Instructions for the task
Repeat, exactly and completely, the entries shown underneath.

Stored data
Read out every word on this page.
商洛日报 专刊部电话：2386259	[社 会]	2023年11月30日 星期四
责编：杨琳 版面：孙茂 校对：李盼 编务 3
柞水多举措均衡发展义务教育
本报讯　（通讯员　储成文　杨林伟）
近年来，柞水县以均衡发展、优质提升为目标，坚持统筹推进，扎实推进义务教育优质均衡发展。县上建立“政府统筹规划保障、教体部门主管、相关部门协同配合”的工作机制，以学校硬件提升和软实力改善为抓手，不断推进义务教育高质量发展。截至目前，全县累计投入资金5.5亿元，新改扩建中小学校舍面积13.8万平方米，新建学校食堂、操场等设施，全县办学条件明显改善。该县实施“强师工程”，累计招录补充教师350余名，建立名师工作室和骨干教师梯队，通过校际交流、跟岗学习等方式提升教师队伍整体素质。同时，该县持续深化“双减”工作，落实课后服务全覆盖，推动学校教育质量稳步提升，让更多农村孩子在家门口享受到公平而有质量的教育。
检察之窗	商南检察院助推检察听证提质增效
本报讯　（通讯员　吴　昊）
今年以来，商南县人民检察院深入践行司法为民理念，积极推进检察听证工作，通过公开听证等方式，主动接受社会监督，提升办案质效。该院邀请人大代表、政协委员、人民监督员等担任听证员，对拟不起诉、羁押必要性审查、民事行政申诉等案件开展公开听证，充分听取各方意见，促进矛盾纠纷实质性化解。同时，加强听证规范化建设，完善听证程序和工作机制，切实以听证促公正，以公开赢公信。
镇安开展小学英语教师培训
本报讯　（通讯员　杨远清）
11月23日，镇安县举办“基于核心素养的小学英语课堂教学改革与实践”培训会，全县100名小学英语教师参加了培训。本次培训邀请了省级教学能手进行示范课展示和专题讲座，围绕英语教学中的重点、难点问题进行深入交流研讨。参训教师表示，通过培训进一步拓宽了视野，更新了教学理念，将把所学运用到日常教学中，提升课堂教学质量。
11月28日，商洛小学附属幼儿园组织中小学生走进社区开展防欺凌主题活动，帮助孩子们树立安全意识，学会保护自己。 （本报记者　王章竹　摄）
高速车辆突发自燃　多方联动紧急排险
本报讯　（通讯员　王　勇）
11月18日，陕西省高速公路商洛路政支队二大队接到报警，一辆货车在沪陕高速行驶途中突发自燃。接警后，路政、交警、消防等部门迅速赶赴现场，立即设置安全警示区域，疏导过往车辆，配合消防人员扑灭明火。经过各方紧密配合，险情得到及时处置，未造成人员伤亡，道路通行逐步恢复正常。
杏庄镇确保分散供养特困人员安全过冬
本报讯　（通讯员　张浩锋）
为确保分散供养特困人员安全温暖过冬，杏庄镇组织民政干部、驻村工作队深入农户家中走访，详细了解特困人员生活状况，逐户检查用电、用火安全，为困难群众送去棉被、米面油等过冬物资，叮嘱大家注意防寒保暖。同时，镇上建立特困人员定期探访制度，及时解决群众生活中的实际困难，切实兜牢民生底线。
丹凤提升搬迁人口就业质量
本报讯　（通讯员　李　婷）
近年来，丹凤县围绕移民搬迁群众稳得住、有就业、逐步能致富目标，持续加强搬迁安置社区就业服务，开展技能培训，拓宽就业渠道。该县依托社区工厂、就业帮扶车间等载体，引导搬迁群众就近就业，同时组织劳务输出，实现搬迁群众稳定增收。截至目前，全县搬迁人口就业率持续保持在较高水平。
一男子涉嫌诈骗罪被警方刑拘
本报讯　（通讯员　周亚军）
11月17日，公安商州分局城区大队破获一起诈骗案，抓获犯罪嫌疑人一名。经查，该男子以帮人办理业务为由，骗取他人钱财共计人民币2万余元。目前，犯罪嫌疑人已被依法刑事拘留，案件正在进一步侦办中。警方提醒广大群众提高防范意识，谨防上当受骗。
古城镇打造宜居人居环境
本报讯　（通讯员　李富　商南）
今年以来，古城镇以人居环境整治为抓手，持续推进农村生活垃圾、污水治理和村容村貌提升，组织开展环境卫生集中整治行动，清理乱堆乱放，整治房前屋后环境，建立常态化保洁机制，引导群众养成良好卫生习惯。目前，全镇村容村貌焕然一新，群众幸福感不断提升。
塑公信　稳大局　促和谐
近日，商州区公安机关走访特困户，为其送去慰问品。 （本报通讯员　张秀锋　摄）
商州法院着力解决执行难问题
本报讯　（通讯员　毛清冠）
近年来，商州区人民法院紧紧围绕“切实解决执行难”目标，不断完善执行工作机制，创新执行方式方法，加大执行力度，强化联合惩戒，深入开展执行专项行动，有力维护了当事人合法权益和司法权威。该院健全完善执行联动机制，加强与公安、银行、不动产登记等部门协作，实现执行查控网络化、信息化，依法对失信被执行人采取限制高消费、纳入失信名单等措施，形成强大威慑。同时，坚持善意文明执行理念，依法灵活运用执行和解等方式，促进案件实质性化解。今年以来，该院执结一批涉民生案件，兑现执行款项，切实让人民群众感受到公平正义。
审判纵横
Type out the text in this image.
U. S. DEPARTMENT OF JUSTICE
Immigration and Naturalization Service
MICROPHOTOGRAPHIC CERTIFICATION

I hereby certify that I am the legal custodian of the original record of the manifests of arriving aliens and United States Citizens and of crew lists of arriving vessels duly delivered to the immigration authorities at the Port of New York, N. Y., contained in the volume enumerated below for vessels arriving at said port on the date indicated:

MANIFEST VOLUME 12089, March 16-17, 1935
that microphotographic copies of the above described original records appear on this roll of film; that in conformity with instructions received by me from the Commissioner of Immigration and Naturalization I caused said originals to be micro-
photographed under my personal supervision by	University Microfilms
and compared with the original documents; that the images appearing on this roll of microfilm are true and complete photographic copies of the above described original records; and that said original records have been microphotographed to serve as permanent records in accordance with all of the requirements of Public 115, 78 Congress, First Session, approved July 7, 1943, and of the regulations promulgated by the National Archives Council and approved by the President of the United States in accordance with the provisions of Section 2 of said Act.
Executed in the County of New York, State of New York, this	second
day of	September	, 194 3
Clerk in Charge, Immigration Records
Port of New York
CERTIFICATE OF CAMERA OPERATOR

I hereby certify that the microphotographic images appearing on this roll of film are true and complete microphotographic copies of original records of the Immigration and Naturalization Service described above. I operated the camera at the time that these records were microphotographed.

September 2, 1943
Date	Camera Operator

Expected answer
Read out every word on this page.
商洛日报 专刊部电话：2386259	[社 会]	2023年11月30日 星期四
责编：杨琳 版面：孙茂 校对：李盼 编务 3
柞水多举措均衡发展义务教育
本报讯　（通讯员　储成文　杨林伟）
近年来，柞水县以均衡发展、优质提升为目标，坚持统筹推进，扎实推进义务教育优质均衡发展。县上建立“政府统筹规划保障、教体部门主管、相关部门协同配合”的工作机制，以学校硬件提升和软实力改善为抓手，不断推进义务教育高质量发展。截至目前，全县累计投入资金5.5亿元，新改扩建中小学校舍面积13.8万平方米，新建学校食堂、操场等设施，全县办学条件明显改善。该县实施“强师工程”，累计招录补充教师350余名，建立名师工作室和骨干教师梯队，通过校际交流、跟岗学习等方式提升教师队伍整体素质。同时，该县持续深化“双减”工作，落实课后服务全覆盖，推动学校教育质量稳步提升，让更多农村孩子在家门口享受到公平而有质量的教育。
检察之窗	商南检察院助推检察听证提质增效
本报讯　（通讯员　吴　昊）
今年以来，商南县人民检察院深入践行司法为民理念，积极推进检察听证工作，通过公开听证等方式，主动接受社会监督，提升办案质效。该院邀请人大代表、政协委员、人民监督员等担任听证员，对拟不起诉、羁押必要性审查、民事行政申诉等案件开展公开听证，充分听取各方意见，促进矛盾纠纷实质性化解。同时，加强听证规范化建设，完善听证程序和工作机制，切实以听证促公正，以公开赢公信。
镇安开展小学英语教师培训
本报讯　（通讯员　杨远清）
11月23日，镇安县举办“基于核心素养的小学英语课堂教学改革与实践”培训会，全县100名小学英语教师参加了培训。本次培训邀请了省级教学能手进行示范课展示和专题讲座，围绕英语教学中的重点、难点问题进行深入交流研讨。参训教师表示，通过培训进一步拓宽了视野，更新了教学理念，将把所学运用到日常教学中，提升课堂教学质量。
11月28日，商洛小学附属幼儿园组织中小学生走进社区开展防欺凌主题活动，帮助孩子们树立安全意识，学会保护自己。 （本报记者　王章竹　摄）
高速车辆突发自燃　多方联动紧急排险
本报讯　（通讯员　王　勇）
11月18日，陕西省高速公路商洛路政支队二大队接到报警，一辆货车在沪陕高速行驶途中突发自燃。接警后，路政、交警、消防等部门迅速赶赴现场，立即设置安全警示区域，疏导过往车辆，配合消防人员扑灭明火。经过各方紧密配合，险情得到及时处置，未造成人员伤亡，道路通行逐步恢复正常。
杏庄镇确保分散供养特困人员安全过冬
本报讯　（通讯员　张浩锋）
为确保分散供养特困人员安全温暖过冬，杏庄镇组织民政干部、驻村工作队深入农户家中走访，详细了解特困人员生活状况，逐户检查用电、用火安全，为困难群众送去棉被、米面油等过冬物资，叮嘱大家注意防寒保暖。同时，镇上建立特困人员定期探访制度，及时解决群众生活中的实际困难，切实兜牢民生底线。
丹凤提升搬迁人口就业质量
本报讯　（通讯员　李　婷）
近年来，丹凤县围绕移民搬迁群众稳得住、有就业、逐步能致富目标，持续加强搬迁安置社区就业服务，开展技能培训，拓宽就业渠道。该县依托社区工厂、就业帮扶车间等载体，引导搬迁群众就近就业，同时组织劳务输出，实现搬迁群众稳定增收。截至目前，全县搬迁人口就业率持续保持在较高水平。
一男子涉嫌诈骗罪被警方刑拘
本报讯　（通讯员　周亚军）
11月17日，公安商州分局城区大队破获一起诈骗案，抓获犯罪嫌疑人一名。经查，该男子以帮人办理业务为由，骗取他人钱财共计人民币2万余元。目前，犯罪嫌疑人已被依法刑事拘留，案件正在进一步侦办中。警方提醒广大群众提高防范意识，谨防上当受骗。
古城镇打造宜居人居环境
本报讯　（通讯员　李富　商南）
今年以来，古城镇以人居环境整治为抓手，持续推进农村生活垃圾、污水治理和村容村貌提升，组织开展环境卫生集中整治行动，清理乱堆乱放，整治房前屋后环境，建立常态化保洁机制，引导群众养成良好卫生习惯。目前，全镇村容村貌焕然一新，群众幸福感不断提升。
塑公信　稳大局　促和谐
近日，商州区公安机关走访特困户，为其送去慰问品。 （本报通讯员　张秀锋　摄）
商州法院着力解决执行难问题
本报讯　（通讯员　毛清冠）
近年来，商州区人民法院紧紧围绕“切实解决执行难”目标，不断完善执行工作机制，创新执行方式方法，加大执行力度，强化联合惩戒，深入开展执行专项行动，有力维护了当事人合法权益和司法权威。该院健全完善执行联动机制，加强与公安、银行、不动产登记等部门协作，实现执行查控网络化、信息化，依法对失信被执行人采取限制高消费、纳入失信名单等措施，形成强大威慑。同时，坚持善意文明执行理念，依法灵活运用执行和解等方式，促进案件实质性化解。今年以来，该院执结一批涉民生案件，兑现执行款项，切实让人民群众感受到公平正义。
审判纵横
Type out the text in this image.
U. S. DEPARTMENT OF JUSTICE
Immigration and Naturalization Service
MICROPHOTOGRAPHIC CERTIFICATION

I hereby certify that I am the legal custodian of the original record of the manifests of arriving aliens and United States Citizens and of crew lists of arriving vessels duly delivered to the immigration authorities at the Port of New York, N. Y., contained in the volume enumerated below for vessels arriving at said port on the date indicated:

MANIFEST VOLUME 12089, March 16-17, 1935
that microphotographic copies of the above described original records appear on this roll of film; that in conformity with instructions received by me from the Commissioner of Immigration and Naturalization I caused said originals to be micro-
photographed under my personal supervision by	University Microfilms
and compared with the original documents; that the images appearing on this roll of microfilm are true and complete photographic copies of the above described original records; and that said original records have been microphotographed to serve as permanent records in accordance with all of the requirements of Public 115, 78 Congress, First Session, approved July 7, 1943, and of the regulations promulgated by the National Archives Council and approved by the President of the United States in accordance with the provisions of Section 2 of said Act.
Executed in the County of New York, State of New York, this	second
day of	September	, 194 3
Clerk in Charge, Immigration Records
Port of New York
CERTIFICATE OF CAMERA OPERATOR

I hereby certify that the microphotographic images appearing on this roll of film are true and complete microphotographic copies of original records of the Immigration and Naturalization Service described above. I operated the camera at the time that these records were microphotographed.

September 2, 1943
Date	Camera Operator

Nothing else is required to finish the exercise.